▶ [YOUR INSTRUCTIONS]:
Your answer should be a single number: the count of lines that include "logFC".

>> Start INPUT DATA

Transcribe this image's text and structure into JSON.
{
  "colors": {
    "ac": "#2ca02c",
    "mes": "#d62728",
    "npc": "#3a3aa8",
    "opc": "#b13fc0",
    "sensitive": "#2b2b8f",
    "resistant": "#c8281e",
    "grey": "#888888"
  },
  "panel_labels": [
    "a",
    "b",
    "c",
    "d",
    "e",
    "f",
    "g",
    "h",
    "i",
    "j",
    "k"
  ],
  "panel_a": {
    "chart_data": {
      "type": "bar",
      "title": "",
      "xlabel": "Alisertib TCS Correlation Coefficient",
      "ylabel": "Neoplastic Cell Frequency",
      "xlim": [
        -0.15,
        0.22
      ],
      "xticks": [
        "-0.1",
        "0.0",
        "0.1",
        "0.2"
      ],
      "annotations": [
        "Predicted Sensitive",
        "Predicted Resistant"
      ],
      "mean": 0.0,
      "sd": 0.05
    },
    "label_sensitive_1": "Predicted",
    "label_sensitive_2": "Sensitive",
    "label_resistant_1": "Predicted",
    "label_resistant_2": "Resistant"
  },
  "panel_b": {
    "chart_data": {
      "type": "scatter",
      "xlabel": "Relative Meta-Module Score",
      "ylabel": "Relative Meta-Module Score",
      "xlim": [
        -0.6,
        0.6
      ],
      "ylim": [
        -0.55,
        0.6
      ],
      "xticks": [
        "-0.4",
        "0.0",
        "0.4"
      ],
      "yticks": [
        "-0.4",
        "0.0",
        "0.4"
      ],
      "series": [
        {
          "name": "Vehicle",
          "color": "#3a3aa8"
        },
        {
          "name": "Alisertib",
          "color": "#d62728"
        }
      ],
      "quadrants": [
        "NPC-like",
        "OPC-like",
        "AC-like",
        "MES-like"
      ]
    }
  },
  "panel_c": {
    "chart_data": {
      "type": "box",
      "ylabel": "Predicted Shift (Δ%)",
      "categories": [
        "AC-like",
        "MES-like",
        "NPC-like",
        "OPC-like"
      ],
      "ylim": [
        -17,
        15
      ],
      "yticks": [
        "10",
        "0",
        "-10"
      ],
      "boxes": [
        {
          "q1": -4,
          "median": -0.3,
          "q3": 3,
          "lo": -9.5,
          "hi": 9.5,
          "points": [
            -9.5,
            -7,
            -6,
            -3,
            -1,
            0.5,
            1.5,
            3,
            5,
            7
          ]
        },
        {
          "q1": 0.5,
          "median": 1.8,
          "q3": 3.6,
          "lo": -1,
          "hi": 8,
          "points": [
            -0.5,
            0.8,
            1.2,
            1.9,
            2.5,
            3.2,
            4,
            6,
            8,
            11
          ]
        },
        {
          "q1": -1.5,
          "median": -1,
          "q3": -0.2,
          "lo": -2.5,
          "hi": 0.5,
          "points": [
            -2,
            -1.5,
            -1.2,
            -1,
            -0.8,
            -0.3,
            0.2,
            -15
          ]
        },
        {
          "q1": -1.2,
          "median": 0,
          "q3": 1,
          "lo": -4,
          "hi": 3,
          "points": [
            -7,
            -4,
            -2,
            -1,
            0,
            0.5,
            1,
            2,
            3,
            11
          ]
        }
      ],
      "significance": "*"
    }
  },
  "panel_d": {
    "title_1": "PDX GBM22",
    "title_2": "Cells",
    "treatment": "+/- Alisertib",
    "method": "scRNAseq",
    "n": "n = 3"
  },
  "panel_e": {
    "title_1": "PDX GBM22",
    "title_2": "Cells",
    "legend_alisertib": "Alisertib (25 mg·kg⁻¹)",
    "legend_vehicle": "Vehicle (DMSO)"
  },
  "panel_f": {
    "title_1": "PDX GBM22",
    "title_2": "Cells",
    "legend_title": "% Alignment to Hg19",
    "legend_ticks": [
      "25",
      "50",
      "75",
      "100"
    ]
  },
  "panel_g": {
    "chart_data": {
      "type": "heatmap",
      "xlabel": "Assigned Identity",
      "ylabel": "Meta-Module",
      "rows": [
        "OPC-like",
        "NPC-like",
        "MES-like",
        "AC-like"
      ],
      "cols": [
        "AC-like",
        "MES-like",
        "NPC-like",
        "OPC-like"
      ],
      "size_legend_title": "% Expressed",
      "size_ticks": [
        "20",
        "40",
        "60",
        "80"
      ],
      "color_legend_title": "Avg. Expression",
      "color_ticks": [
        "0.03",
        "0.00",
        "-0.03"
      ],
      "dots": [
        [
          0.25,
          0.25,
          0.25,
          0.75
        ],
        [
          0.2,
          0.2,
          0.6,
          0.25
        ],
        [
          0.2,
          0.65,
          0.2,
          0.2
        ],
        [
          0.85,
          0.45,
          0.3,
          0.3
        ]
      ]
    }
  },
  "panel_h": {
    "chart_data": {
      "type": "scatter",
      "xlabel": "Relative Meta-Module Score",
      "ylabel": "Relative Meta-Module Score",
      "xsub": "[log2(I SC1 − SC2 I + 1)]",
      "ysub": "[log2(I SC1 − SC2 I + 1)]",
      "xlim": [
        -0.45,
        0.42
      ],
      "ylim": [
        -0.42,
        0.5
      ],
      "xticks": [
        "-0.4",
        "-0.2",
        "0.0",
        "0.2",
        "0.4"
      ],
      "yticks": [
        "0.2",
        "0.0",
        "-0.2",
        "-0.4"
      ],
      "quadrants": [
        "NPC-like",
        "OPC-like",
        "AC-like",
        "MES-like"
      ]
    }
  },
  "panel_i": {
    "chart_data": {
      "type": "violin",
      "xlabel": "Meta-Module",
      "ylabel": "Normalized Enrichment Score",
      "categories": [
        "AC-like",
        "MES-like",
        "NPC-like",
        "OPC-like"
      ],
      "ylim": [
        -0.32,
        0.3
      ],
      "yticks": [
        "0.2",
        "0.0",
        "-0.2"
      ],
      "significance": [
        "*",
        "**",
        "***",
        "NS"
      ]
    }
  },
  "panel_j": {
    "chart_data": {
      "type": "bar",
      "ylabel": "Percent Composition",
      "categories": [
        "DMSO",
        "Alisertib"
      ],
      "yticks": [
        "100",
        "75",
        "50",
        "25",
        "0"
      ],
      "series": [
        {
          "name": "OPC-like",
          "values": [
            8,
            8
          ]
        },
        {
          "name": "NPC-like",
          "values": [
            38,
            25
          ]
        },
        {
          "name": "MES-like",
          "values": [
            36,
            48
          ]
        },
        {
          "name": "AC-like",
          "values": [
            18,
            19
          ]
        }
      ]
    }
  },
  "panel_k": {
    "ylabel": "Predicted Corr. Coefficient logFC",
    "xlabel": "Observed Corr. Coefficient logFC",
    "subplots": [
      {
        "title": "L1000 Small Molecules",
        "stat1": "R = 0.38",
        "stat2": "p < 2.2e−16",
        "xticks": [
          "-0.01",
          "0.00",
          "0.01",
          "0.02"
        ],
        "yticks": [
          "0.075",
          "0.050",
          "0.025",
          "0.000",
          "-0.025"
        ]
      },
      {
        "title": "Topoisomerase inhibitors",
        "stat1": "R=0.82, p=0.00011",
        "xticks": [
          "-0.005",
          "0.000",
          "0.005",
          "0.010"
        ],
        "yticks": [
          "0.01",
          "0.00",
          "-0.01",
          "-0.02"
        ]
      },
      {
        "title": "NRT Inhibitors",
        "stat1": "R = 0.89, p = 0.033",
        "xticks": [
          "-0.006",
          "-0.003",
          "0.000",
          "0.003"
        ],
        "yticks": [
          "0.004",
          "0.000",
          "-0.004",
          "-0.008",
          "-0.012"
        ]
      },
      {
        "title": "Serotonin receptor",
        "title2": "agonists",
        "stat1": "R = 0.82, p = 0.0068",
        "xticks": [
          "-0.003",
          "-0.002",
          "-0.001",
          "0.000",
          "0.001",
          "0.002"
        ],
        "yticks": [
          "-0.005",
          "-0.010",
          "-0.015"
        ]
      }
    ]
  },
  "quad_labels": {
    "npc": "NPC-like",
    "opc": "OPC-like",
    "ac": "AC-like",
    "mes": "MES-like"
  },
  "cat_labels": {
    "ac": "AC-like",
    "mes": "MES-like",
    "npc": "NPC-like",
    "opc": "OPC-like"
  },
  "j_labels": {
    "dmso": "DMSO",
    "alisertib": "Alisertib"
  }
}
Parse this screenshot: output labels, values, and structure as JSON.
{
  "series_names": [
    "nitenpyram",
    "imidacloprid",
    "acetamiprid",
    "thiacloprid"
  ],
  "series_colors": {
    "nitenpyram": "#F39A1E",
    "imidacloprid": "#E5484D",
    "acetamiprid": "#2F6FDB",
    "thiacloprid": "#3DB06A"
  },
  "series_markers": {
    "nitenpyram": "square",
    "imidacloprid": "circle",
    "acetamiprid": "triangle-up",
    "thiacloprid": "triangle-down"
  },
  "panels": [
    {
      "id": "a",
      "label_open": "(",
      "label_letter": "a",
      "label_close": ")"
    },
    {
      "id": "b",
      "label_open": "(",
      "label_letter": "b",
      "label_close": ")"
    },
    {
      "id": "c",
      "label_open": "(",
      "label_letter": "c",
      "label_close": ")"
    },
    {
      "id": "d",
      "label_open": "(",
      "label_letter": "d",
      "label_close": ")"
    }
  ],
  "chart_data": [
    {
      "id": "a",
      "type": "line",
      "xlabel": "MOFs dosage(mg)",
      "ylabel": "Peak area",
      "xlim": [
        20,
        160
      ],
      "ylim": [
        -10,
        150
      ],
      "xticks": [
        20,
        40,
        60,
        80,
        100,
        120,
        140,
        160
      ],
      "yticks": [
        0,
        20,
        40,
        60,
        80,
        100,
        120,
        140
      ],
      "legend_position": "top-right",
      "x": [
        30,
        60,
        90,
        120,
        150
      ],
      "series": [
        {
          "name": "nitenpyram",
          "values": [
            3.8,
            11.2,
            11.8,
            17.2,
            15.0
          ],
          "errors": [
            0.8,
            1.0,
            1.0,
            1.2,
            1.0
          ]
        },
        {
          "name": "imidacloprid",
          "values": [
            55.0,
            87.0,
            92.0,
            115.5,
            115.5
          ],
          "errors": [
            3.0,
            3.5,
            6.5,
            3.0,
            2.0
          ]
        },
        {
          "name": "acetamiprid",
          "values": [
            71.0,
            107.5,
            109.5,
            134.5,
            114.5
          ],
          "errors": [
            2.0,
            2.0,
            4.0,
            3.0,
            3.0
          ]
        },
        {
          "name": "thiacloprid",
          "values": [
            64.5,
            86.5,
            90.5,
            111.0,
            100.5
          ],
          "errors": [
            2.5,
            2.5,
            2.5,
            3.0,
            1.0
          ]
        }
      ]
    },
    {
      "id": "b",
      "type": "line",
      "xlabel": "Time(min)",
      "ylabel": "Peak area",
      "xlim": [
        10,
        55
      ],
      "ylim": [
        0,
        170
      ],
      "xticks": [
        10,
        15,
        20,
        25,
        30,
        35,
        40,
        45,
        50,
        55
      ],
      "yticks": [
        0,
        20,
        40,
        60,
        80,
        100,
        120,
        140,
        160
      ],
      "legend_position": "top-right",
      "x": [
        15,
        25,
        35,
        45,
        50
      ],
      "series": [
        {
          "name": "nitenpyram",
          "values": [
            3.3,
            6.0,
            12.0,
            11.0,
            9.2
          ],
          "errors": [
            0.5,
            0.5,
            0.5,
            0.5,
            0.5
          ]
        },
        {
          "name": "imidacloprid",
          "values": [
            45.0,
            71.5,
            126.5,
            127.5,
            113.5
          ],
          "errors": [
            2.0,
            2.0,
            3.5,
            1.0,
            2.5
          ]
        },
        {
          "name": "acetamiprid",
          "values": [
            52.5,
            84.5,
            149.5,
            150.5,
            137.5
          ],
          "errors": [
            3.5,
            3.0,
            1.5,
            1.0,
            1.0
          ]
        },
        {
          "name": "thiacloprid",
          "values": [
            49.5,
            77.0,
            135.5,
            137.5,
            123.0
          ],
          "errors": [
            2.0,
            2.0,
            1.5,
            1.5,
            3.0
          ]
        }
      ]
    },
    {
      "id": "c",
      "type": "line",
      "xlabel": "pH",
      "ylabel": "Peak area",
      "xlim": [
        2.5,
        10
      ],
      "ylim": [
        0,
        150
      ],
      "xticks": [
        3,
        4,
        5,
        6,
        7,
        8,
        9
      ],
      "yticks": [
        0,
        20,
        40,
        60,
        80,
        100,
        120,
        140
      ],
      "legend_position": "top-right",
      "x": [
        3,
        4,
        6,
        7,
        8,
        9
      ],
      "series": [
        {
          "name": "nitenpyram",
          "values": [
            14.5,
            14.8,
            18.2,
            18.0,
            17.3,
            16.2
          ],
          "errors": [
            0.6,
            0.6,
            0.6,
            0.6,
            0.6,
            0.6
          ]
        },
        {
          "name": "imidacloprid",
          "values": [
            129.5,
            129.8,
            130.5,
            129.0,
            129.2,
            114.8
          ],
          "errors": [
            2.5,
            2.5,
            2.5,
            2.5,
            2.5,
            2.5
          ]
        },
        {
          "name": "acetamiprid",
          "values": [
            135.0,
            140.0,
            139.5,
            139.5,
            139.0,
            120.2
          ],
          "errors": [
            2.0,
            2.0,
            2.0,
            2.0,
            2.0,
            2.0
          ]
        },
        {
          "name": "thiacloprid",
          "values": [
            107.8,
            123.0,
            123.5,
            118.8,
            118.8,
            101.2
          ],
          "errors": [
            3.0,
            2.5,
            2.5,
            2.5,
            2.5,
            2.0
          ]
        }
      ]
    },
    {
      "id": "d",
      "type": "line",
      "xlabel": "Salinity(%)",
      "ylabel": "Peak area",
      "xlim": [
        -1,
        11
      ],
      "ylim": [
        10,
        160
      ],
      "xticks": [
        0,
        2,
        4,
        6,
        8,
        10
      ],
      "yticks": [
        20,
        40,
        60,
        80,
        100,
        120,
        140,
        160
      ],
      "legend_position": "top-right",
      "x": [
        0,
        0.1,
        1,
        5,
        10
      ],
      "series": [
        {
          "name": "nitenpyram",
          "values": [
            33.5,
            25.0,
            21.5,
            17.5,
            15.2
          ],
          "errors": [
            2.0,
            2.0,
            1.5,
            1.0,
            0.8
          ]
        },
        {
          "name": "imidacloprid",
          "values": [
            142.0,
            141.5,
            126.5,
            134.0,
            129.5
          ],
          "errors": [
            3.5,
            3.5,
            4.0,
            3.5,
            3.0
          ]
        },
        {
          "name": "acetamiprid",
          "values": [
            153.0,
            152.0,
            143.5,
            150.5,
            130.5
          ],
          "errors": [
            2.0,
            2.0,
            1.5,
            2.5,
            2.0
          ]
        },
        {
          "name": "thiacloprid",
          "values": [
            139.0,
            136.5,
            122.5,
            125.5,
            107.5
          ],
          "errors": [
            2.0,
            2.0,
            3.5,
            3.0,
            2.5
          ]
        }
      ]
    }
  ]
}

>> End INPUT DATA

▶ [THE REPLY]:
2